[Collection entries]

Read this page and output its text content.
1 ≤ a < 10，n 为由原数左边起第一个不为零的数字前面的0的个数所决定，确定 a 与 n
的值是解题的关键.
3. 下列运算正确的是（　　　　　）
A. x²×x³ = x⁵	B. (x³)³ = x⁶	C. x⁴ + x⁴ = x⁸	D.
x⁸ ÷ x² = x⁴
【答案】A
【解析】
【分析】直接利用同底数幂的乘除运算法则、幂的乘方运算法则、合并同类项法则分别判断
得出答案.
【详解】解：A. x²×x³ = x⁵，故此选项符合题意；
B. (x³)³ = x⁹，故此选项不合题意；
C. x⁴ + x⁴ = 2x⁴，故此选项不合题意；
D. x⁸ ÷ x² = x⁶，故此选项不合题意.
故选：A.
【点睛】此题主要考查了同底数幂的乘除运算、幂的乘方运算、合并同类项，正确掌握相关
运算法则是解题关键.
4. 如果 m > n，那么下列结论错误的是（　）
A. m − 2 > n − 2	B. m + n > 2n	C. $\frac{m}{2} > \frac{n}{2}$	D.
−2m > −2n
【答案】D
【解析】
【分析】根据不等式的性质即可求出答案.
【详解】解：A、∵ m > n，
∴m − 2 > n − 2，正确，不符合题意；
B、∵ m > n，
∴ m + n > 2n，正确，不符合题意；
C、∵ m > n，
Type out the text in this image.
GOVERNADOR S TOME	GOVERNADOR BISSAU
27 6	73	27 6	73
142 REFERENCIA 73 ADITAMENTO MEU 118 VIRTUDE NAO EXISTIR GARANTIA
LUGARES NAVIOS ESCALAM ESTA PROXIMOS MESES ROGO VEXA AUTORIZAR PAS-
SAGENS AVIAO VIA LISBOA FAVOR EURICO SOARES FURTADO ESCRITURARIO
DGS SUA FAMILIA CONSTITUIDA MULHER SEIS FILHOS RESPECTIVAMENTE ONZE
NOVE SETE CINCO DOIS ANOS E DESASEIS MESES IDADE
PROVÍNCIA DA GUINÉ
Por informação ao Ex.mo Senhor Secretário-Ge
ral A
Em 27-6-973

**Problem description:**
Counting only lines of the data above that hold "故此选项不合题意", report the total and nothing else.

**Expected answer:**
3